To do:
a) List every place name that appears in the post.
b) Rewrite the post from the words "The internet connection" through the words "you know why.", substituting "terrible" for "pathetic".
c) Answer these questions using the post:
(i) Which channels make you wait while you scan through?
(ii) Which country is one hour behind Malaysia?
(iii) Which film is offered as proof that Newcastle is dead?

Extract:
------------------------------------------------------------

Today’s compilation day – i.e. many posts make one.
The internet connection at the office is pathetic today. If I’m on your YM buddy list, and you keep seeing me go online and offline – well, now you know why.
2. The longest three seconds of your life is when you are scanning the channels and you hit the Astro Box Office channels and you have to wait for it to “do its thing” before you can move on.
6. I now know Malaysia is in the same time zone as Hong Kong and the Philippines and one hour ahead of Thailand.
7. All those channels and still nothing to watch.
Dear Mr Morientes, if you’re reading this (and why wouldn’t you?), here’s why you shouldn’t consider a move to Newcastle:
- The place is dead – have you not seen Billy Elliot? (yes, I know it was set in 1984 and times have changed, but this Spaniard won’t know that…)
- You won’t be able to understand Souness’ accent. Plus he’s got a bum ticker – he could kick the bucket on the pitch! And then where would you be?

------------------------------------------------------------

(Layout coordinate data)
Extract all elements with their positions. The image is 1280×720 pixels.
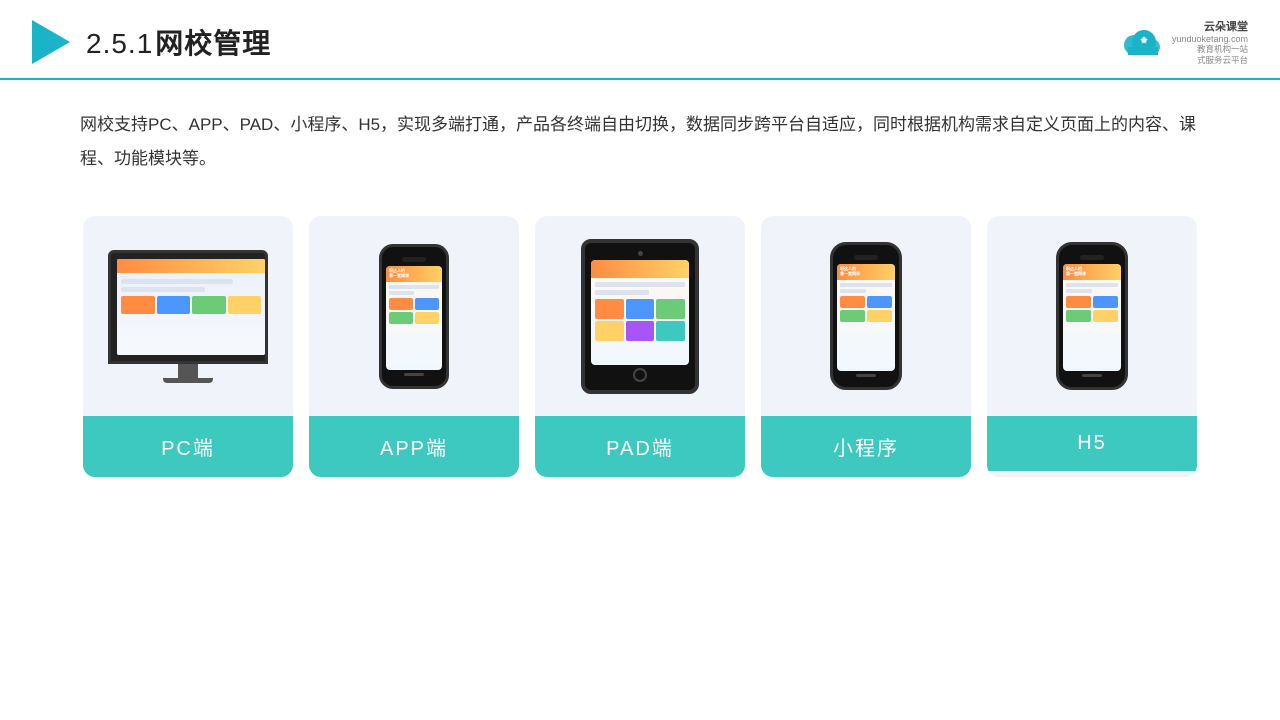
- pc-monitor-icon: [108, 250, 268, 383]
- card-app: 职达人的第一堂网课 APP端: [309, 216, 519, 477]
- phone-screen-h5: 职达人的第一堂网课: [1063, 264, 1121, 371]
- phone-notch-h5: [1080, 255, 1104, 260]
- tablet-screen: [591, 260, 689, 365]
- phone-screen: 职达人的第一堂网课: [386, 266, 442, 370]
- card-miniprogram-image: 职达人的第一堂网课: [761, 216, 971, 416]
- card-pad-image: [535, 216, 745, 416]
- device-cards-container: PC端 职达人的第一堂网课: [0, 186, 1280, 497]
- card-miniprogram-label: 小程序: [761, 416, 971, 477]
- brand-text: 云朵课堂 yunduoketang.com 教育机构一站式服务云平台: [1172, 18, 1248, 66]
- tablet-camera: [638, 251, 643, 256]
- phone-mockup-icon: 职达人的第一堂网课: [379, 244, 449, 389]
- page-header: 2.5.1网校管理 云朵课堂 yunduoketang.com 教育机构一站式服…: [0, 0, 1280, 80]
- page-title: 2.5.1网校管理: [86, 22, 271, 62]
- cloud-icon: [1114, 27, 1166, 57]
- card-h5-image: 职达人的第一堂网课: [987, 216, 1197, 416]
- phone-mockup-h5-icon: 职达人的第一堂网课: [1056, 242, 1128, 390]
- phone-mockup-mini-icon: 职达人的第一堂网课: [830, 242, 902, 390]
- card-h5-label: H5: [987, 416, 1197, 471]
- phone-notch: [402, 257, 426, 262]
- tablet-mockup-icon: [581, 239, 699, 394]
- phone-home-indicator: [404, 373, 424, 376]
- card-miniprogram: 职达人的第一堂网课 小程序: [761, 216, 971, 477]
- card-pad: PAD端: [535, 216, 745, 477]
- header-left: 2.5.1网校管理: [32, 20, 271, 64]
- phone-screen-mini: 职达人的第一堂网课: [837, 264, 895, 371]
- phone-home-h5: [1082, 374, 1102, 377]
- card-app-image: 职达人的第一堂网课: [309, 216, 519, 416]
- phone-home-mini: [856, 374, 876, 377]
- card-pc-image: [83, 216, 293, 416]
- card-pad-label: PAD端: [535, 416, 745, 477]
- brand-logo: 云朵课堂 yunduoketang.com 教育机构一站式服务云平台: [1114, 18, 1248, 66]
- logo-triangle-icon: [32, 20, 70, 64]
- card-app-label: APP端: [309, 416, 519, 477]
- phone-notch-mini: [854, 255, 878, 260]
- card-h5: 职达人的第一堂网课 H5: [987, 216, 1197, 477]
- description-text: 网校支持PC、APP、PAD、小程序、H5，实现多端打通，产品各终端自由切换，数…: [0, 80, 1280, 186]
- card-pc: PC端: [83, 216, 293, 477]
- tablet-home-button: [633, 368, 647, 382]
- card-pc-label: PC端: [83, 416, 293, 477]
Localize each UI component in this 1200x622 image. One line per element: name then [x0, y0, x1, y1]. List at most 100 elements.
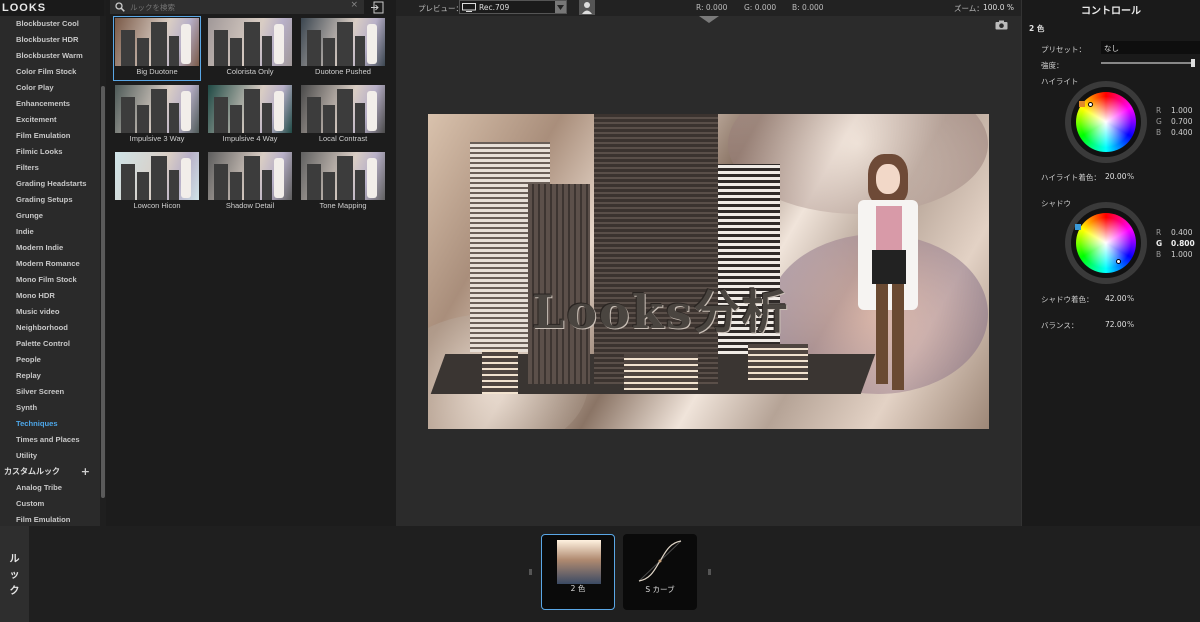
thumbnail-building: [151, 89, 167, 133]
balance-value[interactable]: 72.00: [1105, 320, 1126, 329]
thumbnail-building: [214, 97, 228, 133]
shadow-wheel-disc[interactable]: [1076, 213, 1136, 273]
thumbnail-building: [137, 105, 149, 133]
look-thumbnail[interactable]: Big Duotone: [113, 16, 201, 81]
category-item[interactable]: Film Emulation: [0, 128, 100, 144]
category-item[interactable]: Mono Film Stock: [0, 272, 100, 288]
strength-label: 強度：: [1041, 61, 1064, 70]
chevron-down-icon[interactable]: [555, 1, 566, 13]
category-item[interactable]: Indie: [0, 224, 100, 240]
category-item[interactable]: Blockbuster Warm: [0, 48, 100, 64]
highlight-g-value[interactable]: 0.700: [1171, 117, 1192, 126]
tool-card-label: S カーブ: [645, 585, 675, 594]
highlight-g-label: G: [1156, 117, 1162, 126]
category-item[interactable]: Blockbuster Cool: [0, 16, 100, 32]
look-thumbnail-image: [301, 85, 385, 133]
tool-name: 2 色: [1029, 24, 1045, 33]
look-thumbnail[interactable]: Impulsive 4 Way: [207, 84, 293, 147]
category-item[interactable]: Grading Setups: [0, 192, 100, 208]
scrollbar-thumb[interactable]: [101, 86, 105, 498]
tool-card-s-curve[interactable]: S カーブ: [623, 534, 697, 610]
look-thumbnail-image: [208, 18, 292, 66]
search-clear-icon[interactable]: ×: [350, 0, 358, 10]
category-item[interactable]: Grunge: [0, 208, 100, 224]
category-item[interactable]: Replay: [0, 368, 100, 384]
custom-category-item[interactable]: Analog Tribe: [0, 480, 100, 496]
looks-tab[interactable]: ル ッ ク: [0, 526, 29, 622]
chain-left-handle[interactable]: [529, 569, 532, 575]
preview-label: プレビュー：: [418, 4, 463, 13]
person-icon[interactable]: [579, 0, 595, 15]
category-item[interactable]: Enhancements: [0, 96, 100, 112]
split-marker-icon[interactable]: [699, 16, 719, 23]
thumbnail-building: [323, 172, 335, 200]
shadow-color-wheel[interactable]: [1065, 202, 1147, 284]
highlight-amount-value[interactable]: 20.00: [1105, 172, 1126, 181]
category-item[interactable]: Color Play: [0, 80, 100, 96]
export-icon[interactable]: [370, 1, 384, 14]
highlight-color-point[interactable]: [1088, 102, 1093, 107]
thumbnail-building: [262, 36, 272, 66]
category-item[interactable]: Utility: [0, 448, 100, 464]
zoom-label: ズーム：: [954, 4, 984, 13]
look-thumbnail[interactable]: Impulsive 3 Way: [114, 84, 200, 147]
chain-right-handle[interactable]: [708, 569, 711, 575]
add-custom-look-icon[interactable]: +: [81, 464, 90, 480]
camera-icon[interactable]: [995, 20, 1008, 30]
readout-r: R: 0.000: [696, 3, 728, 12]
building: [482, 350, 518, 394]
category-item[interactable]: Synth: [0, 400, 100, 416]
look-thumbnail[interactable]: Shadow Detail: [207, 151, 293, 214]
category-item[interactable]: Modern Romance: [0, 256, 100, 272]
shadow-b-value[interactable]: 1.000: [1171, 250, 1192, 259]
preset-select[interactable]: なし: [1101, 41, 1200, 54]
category-item[interactable]: Silver Screen: [0, 384, 100, 400]
highlight-amount-label: ハイライト着色：: [1041, 173, 1101, 182]
highlight-r-value[interactable]: 1.000: [1171, 106, 1192, 115]
strength-slider-knob[interactable]: [1191, 59, 1195, 67]
search-input[interactable]: [130, 1, 350, 13]
preset-label: プリセット：: [1041, 45, 1086, 54]
category-item[interactable]: People: [0, 352, 100, 368]
shadow-color-point[interactable]: [1116, 259, 1121, 264]
custom-category-item[interactable]: Custom: [0, 496, 100, 512]
look-thumbnail[interactable]: Local Contrast: [300, 84, 386, 147]
category-item[interactable]: Filmic Looks: [0, 144, 100, 160]
shadow-amount-value[interactable]: 42.00: [1105, 294, 1126, 303]
look-thumbnail[interactable]: Tone Mapping: [300, 151, 386, 214]
shadow-r-value[interactable]: 0.400: [1171, 228, 1192, 237]
category-item[interactable]: Times and Places: [0, 432, 100, 448]
highlight-color-wheel[interactable]: [1065, 81, 1147, 163]
look-thumbnail[interactable]: Duotone Pushed: [300, 17, 386, 80]
shadow-amount-unit: %: [1127, 294, 1135, 303]
look-thumbnail[interactable]: Colorista Only: [207, 17, 293, 80]
highlight-b-value[interactable]: 0.400: [1171, 128, 1192, 137]
category-item[interactable]: Excitement: [0, 112, 100, 128]
thumbnail-character: [274, 91, 284, 131]
thumbnail-building: [121, 164, 135, 200]
shadow-g-value[interactable]: 0.800: [1171, 239, 1195, 248]
category-item[interactable]: Modern Indie: [0, 240, 100, 256]
highlight-wheel-disc[interactable]: [1076, 92, 1136, 152]
tool-card-2-color[interactable]: 2 色: [541, 534, 615, 610]
thumbnail-character: [274, 158, 284, 198]
category-item[interactable]: Color Film Stock: [0, 64, 100, 80]
look-thumbnail-image: [208, 152, 292, 200]
category-item[interactable]: Music video: [0, 304, 100, 320]
look-thumbnail[interactable]: Lowcon Hicon: [114, 151, 200, 214]
preview-colorspace-value: Rec.709: [479, 3, 510, 12]
category-item[interactable]: Neighborhood: [0, 320, 100, 336]
category-item[interactable]: Mono HDR: [0, 288, 100, 304]
preview-colorspace-select[interactable]: Rec.709: [459, 0, 567, 14]
zoom-value[interactable]: 100.0 %: [983, 3, 1014, 12]
search-bar[interactable]: ×: [110, 0, 364, 14]
category-item[interactable]: Blockbuster HDR: [0, 32, 100, 48]
category-item[interactable]: Filters: [0, 160, 100, 176]
looks-tab-char: ク: [9, 586, 20, 597]
category-item[interactable]: Grading Headstarts: [0, 176, 100, 192]
look-thumbnail-label: Impulsive 4 Way: [222, 134, 278, 143]
thumbnail-building: [214, 164, 228, 200]
category-item[interactable]: Palette Control: [0, 336, 100, 352]
category-item[interactable]: Techniques: [0, 416, 100, 432]
strength-slider[interactable]: [1101, 59, 1195, 67]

------------------------------------------------------------

Solutions below:
a) Malaysia, Hong Kong, the Philippines, Thailand, Newcastle

b)
The internet connection at the office is terrible today. If I’m on your YM buddy list, and you keep seeing me go online and offline – well, now you know why.

c)
(i) The Astro Box Office channels
(ii) Thailand
(iii) Billy Elliot